WHAT IS ASKED: Revise the lines below so that "candlestick" is replaced by "price bar" wherever it occurs, leaving everything else unchanged.

## start SUPPLIED MATERIAL

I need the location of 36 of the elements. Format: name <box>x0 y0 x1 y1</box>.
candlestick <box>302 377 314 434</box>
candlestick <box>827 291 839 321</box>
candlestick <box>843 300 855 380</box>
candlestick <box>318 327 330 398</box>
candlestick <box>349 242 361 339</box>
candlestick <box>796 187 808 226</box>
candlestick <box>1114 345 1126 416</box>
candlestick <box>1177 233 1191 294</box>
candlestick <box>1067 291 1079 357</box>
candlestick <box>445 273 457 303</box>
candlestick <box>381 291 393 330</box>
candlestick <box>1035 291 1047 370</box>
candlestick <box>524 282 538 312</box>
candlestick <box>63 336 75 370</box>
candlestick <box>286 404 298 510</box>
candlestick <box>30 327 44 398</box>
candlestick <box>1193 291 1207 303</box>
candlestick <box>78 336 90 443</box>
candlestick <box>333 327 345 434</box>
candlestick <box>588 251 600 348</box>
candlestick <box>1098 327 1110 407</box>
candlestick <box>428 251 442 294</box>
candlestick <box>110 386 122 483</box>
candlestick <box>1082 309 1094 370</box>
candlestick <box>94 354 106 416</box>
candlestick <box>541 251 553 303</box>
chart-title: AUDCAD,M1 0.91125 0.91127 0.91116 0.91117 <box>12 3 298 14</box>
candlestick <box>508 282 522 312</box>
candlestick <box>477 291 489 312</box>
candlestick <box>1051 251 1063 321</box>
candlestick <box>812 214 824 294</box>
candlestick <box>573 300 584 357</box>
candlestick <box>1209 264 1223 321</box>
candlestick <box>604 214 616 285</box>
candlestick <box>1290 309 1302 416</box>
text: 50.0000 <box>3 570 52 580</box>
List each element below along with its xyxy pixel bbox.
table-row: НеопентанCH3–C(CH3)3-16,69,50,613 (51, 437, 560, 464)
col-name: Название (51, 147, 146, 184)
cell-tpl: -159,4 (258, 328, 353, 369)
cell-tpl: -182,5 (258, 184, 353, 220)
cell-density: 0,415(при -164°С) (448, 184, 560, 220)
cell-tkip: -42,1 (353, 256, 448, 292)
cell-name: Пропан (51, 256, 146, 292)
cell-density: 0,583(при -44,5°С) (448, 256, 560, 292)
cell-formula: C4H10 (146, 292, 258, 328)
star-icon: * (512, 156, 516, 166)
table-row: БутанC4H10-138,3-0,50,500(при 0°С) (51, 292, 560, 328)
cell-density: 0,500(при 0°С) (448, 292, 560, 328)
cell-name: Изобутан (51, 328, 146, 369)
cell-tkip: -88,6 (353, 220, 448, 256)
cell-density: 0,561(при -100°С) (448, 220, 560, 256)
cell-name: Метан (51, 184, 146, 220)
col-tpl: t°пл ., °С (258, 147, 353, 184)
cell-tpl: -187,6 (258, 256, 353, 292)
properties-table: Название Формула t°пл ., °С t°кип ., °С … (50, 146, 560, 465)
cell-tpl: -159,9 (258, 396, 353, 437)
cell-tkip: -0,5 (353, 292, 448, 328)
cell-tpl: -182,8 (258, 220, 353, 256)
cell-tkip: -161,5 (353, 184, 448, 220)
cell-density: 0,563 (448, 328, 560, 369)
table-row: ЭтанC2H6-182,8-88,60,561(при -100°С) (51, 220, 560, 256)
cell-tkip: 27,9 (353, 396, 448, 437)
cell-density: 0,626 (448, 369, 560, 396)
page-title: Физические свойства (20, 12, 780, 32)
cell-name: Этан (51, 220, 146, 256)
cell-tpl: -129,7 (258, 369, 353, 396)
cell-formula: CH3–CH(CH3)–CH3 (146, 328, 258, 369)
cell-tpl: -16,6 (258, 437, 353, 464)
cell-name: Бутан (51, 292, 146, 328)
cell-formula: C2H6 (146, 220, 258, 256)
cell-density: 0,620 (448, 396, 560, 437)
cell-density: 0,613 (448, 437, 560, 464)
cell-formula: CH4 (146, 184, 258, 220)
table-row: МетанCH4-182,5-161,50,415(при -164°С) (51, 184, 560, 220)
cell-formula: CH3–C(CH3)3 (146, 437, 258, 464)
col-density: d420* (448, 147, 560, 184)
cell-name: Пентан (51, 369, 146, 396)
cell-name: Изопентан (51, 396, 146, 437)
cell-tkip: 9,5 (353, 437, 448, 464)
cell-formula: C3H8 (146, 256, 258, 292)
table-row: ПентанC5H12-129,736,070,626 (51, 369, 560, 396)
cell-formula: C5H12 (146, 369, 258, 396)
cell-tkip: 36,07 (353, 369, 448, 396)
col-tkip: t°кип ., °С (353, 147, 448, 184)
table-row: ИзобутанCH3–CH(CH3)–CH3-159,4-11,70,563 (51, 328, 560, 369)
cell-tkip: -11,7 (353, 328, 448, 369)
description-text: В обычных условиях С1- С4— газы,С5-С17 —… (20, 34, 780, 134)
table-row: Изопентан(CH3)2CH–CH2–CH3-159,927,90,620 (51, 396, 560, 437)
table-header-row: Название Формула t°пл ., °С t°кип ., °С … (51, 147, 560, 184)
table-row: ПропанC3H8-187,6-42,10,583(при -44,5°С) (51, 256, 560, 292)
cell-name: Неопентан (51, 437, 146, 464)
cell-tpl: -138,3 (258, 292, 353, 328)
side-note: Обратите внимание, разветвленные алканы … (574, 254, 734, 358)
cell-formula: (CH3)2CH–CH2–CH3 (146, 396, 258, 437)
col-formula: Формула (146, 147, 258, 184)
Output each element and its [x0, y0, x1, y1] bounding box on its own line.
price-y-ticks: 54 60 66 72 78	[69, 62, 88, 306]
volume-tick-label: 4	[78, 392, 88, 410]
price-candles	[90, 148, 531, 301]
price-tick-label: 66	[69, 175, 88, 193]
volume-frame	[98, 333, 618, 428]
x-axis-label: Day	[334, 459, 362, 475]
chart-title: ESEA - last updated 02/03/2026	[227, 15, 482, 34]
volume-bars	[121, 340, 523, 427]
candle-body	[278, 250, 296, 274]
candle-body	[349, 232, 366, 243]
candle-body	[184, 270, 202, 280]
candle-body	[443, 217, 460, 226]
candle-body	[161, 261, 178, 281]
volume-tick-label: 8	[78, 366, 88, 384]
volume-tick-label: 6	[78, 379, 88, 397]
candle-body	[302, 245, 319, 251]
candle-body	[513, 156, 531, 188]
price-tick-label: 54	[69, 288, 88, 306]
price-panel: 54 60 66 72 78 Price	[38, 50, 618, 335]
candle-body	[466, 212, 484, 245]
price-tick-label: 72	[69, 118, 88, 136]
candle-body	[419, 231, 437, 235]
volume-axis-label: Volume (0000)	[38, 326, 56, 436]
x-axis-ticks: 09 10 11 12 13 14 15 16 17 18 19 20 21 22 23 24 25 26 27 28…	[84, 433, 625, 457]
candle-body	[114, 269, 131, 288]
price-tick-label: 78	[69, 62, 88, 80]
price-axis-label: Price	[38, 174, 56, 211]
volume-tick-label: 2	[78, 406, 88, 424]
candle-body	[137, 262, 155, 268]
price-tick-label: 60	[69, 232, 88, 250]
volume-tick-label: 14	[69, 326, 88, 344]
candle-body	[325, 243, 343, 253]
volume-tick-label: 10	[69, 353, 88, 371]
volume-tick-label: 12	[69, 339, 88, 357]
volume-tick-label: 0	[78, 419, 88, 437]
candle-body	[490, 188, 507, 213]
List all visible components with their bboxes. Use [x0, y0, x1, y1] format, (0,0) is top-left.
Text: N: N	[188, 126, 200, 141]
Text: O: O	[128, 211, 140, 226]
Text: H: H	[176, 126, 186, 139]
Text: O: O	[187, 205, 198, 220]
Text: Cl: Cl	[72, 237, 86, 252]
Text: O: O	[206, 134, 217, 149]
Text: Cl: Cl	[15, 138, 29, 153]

## end SUPPLIED MATERIAL

THE COMPLETED TASK:
I need the location of 36 of the elements. Format: name <box>x0 y0 x1 y1</box>.
price bar <box>302 377 314 434</box>
price bar <box>827 291 839 321</box>
price bar <box>843 300 855 380</box>
price bar <box>318 327 330 398</box>
price bar <box>349 242 361 339</box>
price bar <box>796 187 808 226</box>
price bar <box>1114 345 1126 416</box>
price bar <box>1177 233 1191 294</box>
price bar <box>1067 291 1079 357</box>
price bar <box>445 273 457 303</box>
price bar <box>381 291 393 330</box>
price bar <box>1035 291 1047 370</box>
price bar <box>524 282 538 312</box>
price bar <box>63 336 75 370</box>
price bar <box>286 404 298 510</box>
price bar <box>30 327 44 398</box>
price bar <box>1193 291 1207 303</box>
price bar <box>78 336 90 443</box>
price bar <box>333 327 345 434</box>
price bar <box>588 251 600 348</box>
price bar <box>1098 327 1110 407</box>
price bar <box>428 251 442 294</box>
price bar <box>110 386 122 483</box>
price bar <box>1082 309 1094 370</box>
price bar <box>94 354 106 416</box>
price bar <box>541 251 553 303</box>
chart-title: AUDCAD,M1 0.91125 0.91127 0.91116 0.91117 <box>12 3 298 14</box>
price bar <box>508 282 522 312</box>
price bar <box>477 291 489 312</box>
price bar <box>1051 251 1063 321</box>
price bar <box>812 214 824 294</box>
price bar <box>573 300 584 357</box>
price bar <box>1209 264 1223 321</box>
price bar <box>604 214 616 285</box>
price bar <box>1290 309 1302 416</box>
text: 50.0000 <box>3 570 52 580</box>
List each element below along with its xyxy pixel bbox.
table-row: НеопентанCH3–C(CH3)3-16,69,50,613 (51, 437, 560, 464)
col-name: Название (51, 147, 146, 184)
cell-tpl: -159,4 (258, 328, 353, 369)
cell-tpl: -182,5 (258, 184, 353, 220)
cell-density: 0,415(при -164°С) (448, 184, 560, 220)
cell-tkip: -42,1 (353, 256, 448, 292)
cell-name: Пропан (51, 256, 146, 292)
cell-density: 0,583(при -44,5°С) (448, 256, 560, 292)
cell-formula: C4H10 (146, 292, 258, 328)
star-icon: * (512, 156, 516, 166)
table-row: БутанC4H10-138,3-0,50,500(при 0°С) (51, 292, 560, 328)
cell-density: 0,500(при 0°С) (448, 292, 560, 328)
cell-name: Изобутан (51, 328, 146, 369)
cell-tkip: -88,6 (353, 220, 448, 256)
cell-density: 0,561(при -100°С) (448, 220, 560, 256)
cell-name: Метан (51, 184, 146, 220)
col-tpl: t°пл ., °С (258, 147, 353, 184)
cell-tpl: -187,6 (258, 256, 353, 292)
properties-table: Название Формула t°пл ., °С t°кип ., °С … (50, 146, 560, 465)
cell-tpl: -159,9 (258, 396, 353, 437)
cell-tkip: -0,5 (353, 292, 448, 328)
cell-tpl: -182,8 (258, 220, 353, 256)
cell-tkip: -161,5 (353, 184, 448, 220)
cell-density: 0,563 (448, 328, 560, 369)
table-row: ЭтанC2H6-182,8-88,60,561(при -100°С) (51, 220, 560, 256)
cell-tkip: 27,9 (353, 396, 448, 437)
cell-density: 0,626 (448, 369, 560, 396)
page-title: Физические свойства (20, 12, 780, 32)
cell-name: Этан (51, 220, 146, 256)
cell-tpl: -129,7 (258, 369, 353, 396)
cell-formula: CH3–CH(CH3)–CH3 (146, 328, 258, 369)
cell-tpl: -16,6 (258, 437, 353, 464)
cell-name: Бутан (51, 292, 146, 328)
cell-formula: C2H6 (146, 220, 258, 256)
cell-density: 0,620 (448, 396, 560, 437)
cell-density: 0,613 (448, 437, 560, 464)
cell-formula: CH4 (146, 184, 258, 220)
table-row: МетанCH4-182,5-161,50,415(при -164°С) (51, 184, 560, 220)
cell-formula: CH3–C(CH3)3 (146, 437, 258, 464)
col-density: d420* (448, 147, 560, 184)
cell-name: Пентан (51, 369, 146, 396)
cell-name: Изопентан (51, 396, 146, 437)
cell-tkip: 9,5 (353, 437, 448, 464)
cell-formula: C3H8 (146, 256, 258, 292)
table-row: ПентанC5H12-129,736,070,626 (51, 369, 560, 396)
cell-formula: C5H12 (146, 369, 258, 396)
cell-tkip: 36,07 (353, 369, 448, 396)
col-tkip: t°кип ., °С (353, 147, 448, 184)
table-row: ИзобутанCH3–CH(CH3)–CH3-159,4-11,70,563 (51, 328, 560, 369)
cell-tkip: -11,7 (353, 328, 448, 369)
description-text: В обычных условиях С1- С4— газы,С5-С17 —… (20, 34, 780, 134)
table-row: Изопентан(CH3)2CH–CH2–CH3-159,927,90,620 (51, 396, 560, 437)
table-header-row: Название Формула t°пл ., °С t°кип ., °С … (51, 147, 560, 184)
table-row: ПропанC3H8-187,6-42,10,583(при -44,5°С) (51, 256, 560, 292)
cell-name: Неопентан (51, 437, 146, 464)
cell-tpl: -138,3 (258, 292, 353, 328)
side-note: Обратите внимание, разветвленные алканы … (574, 254, 734, 358)
cell-formula: (CH3)2CH–CH2–CH3 (146, 396, 258, 437)
col-formula: Формула (146, 147, 258, 184)
Output each element and its [x0, y0, x1, y1] bounding box on its own line.
price-y-ticks: 54 60 66 72 78	[69, 62, 88, 306]
volume-tick-label: 4	[78, 392, 88, 410]
price-candles	[90, 148, 531, 301]
price-tick-label: 66	[69, 175, 88, 193]
volume-frame	[98, 333, 618, 428]
x-axis-label: Day	[334, 459, 362, 475]
chart-title: ESEA - last updated 02/03/2026	[227, 15, 482, 34]
volume-bars	[121, 340, 523, 427]
candle-body	[278, 250, 296, 274]
candle-body	[349, 232, 366, 243]
candle-body	[184, 270, 202, 280]
candle-body	[443, 217, 460, 226]
candle-body	[161, 261, 178, 281]
volume-tick-label: 8	[78, 366, 88, 384]
volume-tick-label: 6	[78, 379, 88, 397]
candle-body	[302, 245, 319, 251]
candle-body	[513, 156, 531, 188]
price-tick-label: 54	[69, 288, 88, 306]
price-panel: 54 60 66 72 78 Price	[38, 50, 618, 335]
candle-body	[466, 212, 484, 245]
price-tick-label: 72	[69, 118, 88, 136]
candle-body	[419, 231, 437, 235]
volume-axis-label: Volume (0000)	[38, 326, 56, 436]
x-axis-ticks: 09 10 11 12 13 14 15 16 17 18 19 20 21 22 23 24 25 26 27 28…	[84, 433, 625, 457]
candle-body	[114, 269, 131, 288]
price-tick-label: 78	[69, 62, 88, 80]
price-axis-label: Price	[38, 174, 56, 211]
volume-tick-label: 2	[78, 406, 88, 424]
candle-body	[137, 262, 155, 268]
price-tick-label: 60	[69, 232, 88, 250]
volume-tick-label: 14	[69, 326, 88, 344]
candle-body	[325, 243, 343, 253]
volume-tick-label: 10	[69, 353, 88, 371]
volume-tick-label: 12	[69, 339, 88, 357]
volume-tick-label: 0	[78, 419, 88, 437]
candle-body	[490, 188, 507, 213]
List all visible components with their bboxes. Use [x0, y0, x1, y1] format, (0,0) is top-left.
Text: N: N	[188, 126, 200, 141]
Text: O: O	[128, 211, 140, 226]
Text: H: H	[176, 126, 186, 139]
Text: O: O	[187, 205, 198, 220]
Text: Cl: Cl	[72, 237, 86, 252]
Text: O: O	[206, 134, 217, 149]
Text: Cl: Cl	[15, 138, 29, 153]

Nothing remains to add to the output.